* _Directions_
Pull each line holding the word "document" from the data.

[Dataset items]
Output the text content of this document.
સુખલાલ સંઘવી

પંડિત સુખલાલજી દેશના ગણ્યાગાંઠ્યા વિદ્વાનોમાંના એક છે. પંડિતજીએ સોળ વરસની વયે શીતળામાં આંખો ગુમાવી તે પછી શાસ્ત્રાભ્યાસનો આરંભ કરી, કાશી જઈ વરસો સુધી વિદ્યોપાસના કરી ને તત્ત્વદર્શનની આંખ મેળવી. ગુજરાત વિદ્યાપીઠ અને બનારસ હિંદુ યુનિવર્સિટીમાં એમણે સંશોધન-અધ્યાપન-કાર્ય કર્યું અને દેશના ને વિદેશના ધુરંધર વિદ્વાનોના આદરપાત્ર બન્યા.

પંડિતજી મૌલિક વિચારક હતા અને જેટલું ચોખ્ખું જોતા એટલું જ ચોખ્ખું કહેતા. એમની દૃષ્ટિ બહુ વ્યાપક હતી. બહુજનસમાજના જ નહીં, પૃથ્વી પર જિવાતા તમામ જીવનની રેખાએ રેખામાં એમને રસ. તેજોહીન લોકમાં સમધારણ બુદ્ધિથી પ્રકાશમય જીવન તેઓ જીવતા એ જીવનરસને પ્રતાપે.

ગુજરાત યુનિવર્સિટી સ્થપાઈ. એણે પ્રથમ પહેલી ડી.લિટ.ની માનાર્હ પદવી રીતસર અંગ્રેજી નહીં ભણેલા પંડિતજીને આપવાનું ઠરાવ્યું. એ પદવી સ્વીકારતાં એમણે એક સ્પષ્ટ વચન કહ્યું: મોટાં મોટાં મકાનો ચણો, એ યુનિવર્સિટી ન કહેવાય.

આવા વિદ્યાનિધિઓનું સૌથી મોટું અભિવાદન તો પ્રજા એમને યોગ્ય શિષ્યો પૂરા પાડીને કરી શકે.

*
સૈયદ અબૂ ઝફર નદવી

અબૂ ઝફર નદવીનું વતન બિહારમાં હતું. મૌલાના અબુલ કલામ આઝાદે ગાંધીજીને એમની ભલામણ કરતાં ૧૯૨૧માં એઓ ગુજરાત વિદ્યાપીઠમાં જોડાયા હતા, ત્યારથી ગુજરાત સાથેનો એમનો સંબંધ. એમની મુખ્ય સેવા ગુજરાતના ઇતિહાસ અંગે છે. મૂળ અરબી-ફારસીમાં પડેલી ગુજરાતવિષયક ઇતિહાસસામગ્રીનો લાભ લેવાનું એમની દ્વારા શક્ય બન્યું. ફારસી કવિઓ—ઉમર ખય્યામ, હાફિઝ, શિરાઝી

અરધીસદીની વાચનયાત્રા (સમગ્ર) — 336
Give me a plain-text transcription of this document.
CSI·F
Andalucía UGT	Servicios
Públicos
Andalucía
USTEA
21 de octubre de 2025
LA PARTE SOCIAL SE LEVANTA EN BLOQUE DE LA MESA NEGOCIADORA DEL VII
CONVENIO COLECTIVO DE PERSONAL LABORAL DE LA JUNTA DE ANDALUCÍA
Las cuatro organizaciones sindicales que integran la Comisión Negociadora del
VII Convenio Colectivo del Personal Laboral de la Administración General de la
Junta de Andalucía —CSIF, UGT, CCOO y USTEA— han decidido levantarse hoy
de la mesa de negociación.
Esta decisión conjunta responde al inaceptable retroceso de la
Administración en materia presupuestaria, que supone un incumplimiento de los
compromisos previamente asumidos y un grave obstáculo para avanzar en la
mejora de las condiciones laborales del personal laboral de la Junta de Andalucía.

* _Task response_
Output the text content of this document.
Give me a plain-text transcription of this document.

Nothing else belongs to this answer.